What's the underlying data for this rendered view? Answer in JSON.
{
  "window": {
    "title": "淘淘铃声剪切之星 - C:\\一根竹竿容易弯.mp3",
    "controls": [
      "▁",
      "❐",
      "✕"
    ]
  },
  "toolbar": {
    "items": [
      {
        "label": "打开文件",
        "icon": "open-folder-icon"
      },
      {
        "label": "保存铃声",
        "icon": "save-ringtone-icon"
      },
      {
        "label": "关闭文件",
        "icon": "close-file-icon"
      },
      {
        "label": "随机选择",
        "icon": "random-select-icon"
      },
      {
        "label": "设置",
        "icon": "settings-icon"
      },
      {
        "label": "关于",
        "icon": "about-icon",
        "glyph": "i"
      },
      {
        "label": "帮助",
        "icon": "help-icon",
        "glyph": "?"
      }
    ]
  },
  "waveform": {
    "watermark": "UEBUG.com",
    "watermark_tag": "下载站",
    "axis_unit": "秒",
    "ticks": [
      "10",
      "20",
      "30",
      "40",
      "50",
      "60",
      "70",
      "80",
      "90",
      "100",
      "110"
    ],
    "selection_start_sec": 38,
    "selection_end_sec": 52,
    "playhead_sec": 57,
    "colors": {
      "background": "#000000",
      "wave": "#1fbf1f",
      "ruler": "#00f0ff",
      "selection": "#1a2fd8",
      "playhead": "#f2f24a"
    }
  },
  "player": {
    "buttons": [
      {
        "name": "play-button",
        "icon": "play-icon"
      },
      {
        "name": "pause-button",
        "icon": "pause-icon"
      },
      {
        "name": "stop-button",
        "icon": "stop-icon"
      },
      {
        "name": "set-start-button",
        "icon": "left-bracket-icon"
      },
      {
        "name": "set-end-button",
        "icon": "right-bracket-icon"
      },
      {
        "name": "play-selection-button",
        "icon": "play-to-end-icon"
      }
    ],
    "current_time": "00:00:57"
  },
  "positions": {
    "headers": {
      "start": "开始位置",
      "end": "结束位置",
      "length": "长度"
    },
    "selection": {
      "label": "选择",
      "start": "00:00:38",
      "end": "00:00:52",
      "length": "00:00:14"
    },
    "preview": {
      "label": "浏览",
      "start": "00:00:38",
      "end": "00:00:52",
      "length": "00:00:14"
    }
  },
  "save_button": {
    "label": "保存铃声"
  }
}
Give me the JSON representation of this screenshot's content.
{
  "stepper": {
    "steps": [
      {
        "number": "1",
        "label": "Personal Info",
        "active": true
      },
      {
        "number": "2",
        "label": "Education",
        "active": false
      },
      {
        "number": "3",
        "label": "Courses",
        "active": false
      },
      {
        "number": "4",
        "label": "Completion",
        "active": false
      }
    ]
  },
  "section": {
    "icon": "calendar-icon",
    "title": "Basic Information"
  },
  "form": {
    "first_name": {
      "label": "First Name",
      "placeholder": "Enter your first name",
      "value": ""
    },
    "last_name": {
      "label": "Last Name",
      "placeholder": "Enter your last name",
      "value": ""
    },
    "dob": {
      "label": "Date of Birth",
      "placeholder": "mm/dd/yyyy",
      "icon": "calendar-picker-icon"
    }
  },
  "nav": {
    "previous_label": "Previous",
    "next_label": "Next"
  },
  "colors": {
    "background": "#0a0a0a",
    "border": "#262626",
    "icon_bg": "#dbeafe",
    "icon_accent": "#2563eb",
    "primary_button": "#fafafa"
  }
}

-*-*-

■ What to do ■
Restate every record exactly, leaving nothing out.

■ Full response ■
What's the underlying data for this rendered view? Answer in JSON.
{
  "window": {
    "title": "淘淘铃声剪切之星 - C:\\一根竹竿容易弯.mp3",
    "controls": [
      "▁",
      "❐",
      "✕"
    ]
  },
  "toolbar": {
    "items": [
      {
        "label": "打开文件",
        "icon": "open-folder-icon"
      },
      {
        "label": "保存铃声",
        "icon": "save-ringtone-icon"
      },
      {
        "label": "关闭文件",
        "icon": "close-file-icon"
      },
      {
        "label": "随机选择",
        "icon": "random-select-icon"
      },
      {
        "label": "设置",
        "icon": "settings-icon"
      },
      {
        "label": "关于",
        "icon": "about-icon",
        "glyph": "i"
      },
      {
        "label": "帮助",
        "icon": "help-icon",
        "glyph": "?"
      }
    ]
  },
  "waveform": {
    "watermark": "UEBUG.com",
    "watermark_tag": "下载站",
    "axis_unit": "秒",
    "ticks": [
      "10",
      "20",
      "30",
      "40",
      "50",
      "60",
      "70",
      "80",
      "90",
      "100",
      "110"
    ],
    "selection_start_sec": 38,
    "selection_end_sec": 52,
    "playhead_sec": 57,
    "colors": {
      "background": "#000000",
      "wave": "#1fbf1f",
      "ruler": "#00f0ff",
      "selection": "#1a2fd8",
      "playhead": "#f2f24a"
    }
  },
  "player": {
    "buttons": [
      {
        "name": "play-button",
        "icon": "play-icon"
      },
      {
        "name": "pause-button",
        "icon": "pause-icon"
      },
      {
        "name": "stop-button",
        "icon": "stop-icon"
      },
      {
        "name": "set-start-button",
        "icon": "left-bracket-icon"
      },
      {
        "name": "set-end-button",
        "icon": "right-bracket-icon"
      },
      {
        "name": "play-selection-button",
        "icon": "play-to-end-icon"
      }
    ],
    "current_time": "00:00:57"
  },
  "positions": {
    "headers": {
      "start": "开始位置",
      "end": "结束位置",
      "length": "长度"
    },
    "selection": {
      "label": "选择",
      "start": "00:00:38",
      "end": "00:00:52",
      "length": "00:00:14"
    },
    "preview": {
      "label": "浏览",
      "start": "00:00:38",
      "end": "00:00:52",
      "length": "00:00:14"
    }
  },
  "save_button": {
    "label": "保存铃声"
  }
}
Give me the JSON representation of this screenshot's content.
{
  "stepper": {
    "steps": [
      {
        "number": "1",
        "label": "Personal Info",
        "active": true
      },
      {
        "number": "2",
        "label": "Education",
        "active": false
      },
      {
        "number": "3",
        "label": "Courses",
        "active": false
      },
      {
        "number": "4",
        "label": "Completion",
        "active": false
      }
    ]
  },
  "section": {
    "icon": "calendar-icon",
    "title": "Basic Information"
  },
  "form": {
    "first_name": {
      "label": "First Name",
      "placeholder": "Enter your first name",
      "value": ""
    },
    "last_name": {
      "label": "Last Name",
      "placeholder": "Enter your last name",
      "value": ""
    },
    "dob": {
      "label": "Date of Birth",
      "placeholder": "mm/dd/yyyy",
      "icon": "calendar-picker-icon"
    }
  },
  "nav": {
    "previous_label": "Previous",
    "next_label": "Next"
  },
  "colors": {
    "background": "#0a0a0a",
    "border": "#262626",
    "icon_bg": "#dbeafe",
    "icon_accent": "#2563eb",
    "primary_button": "#fafafa"
  }
}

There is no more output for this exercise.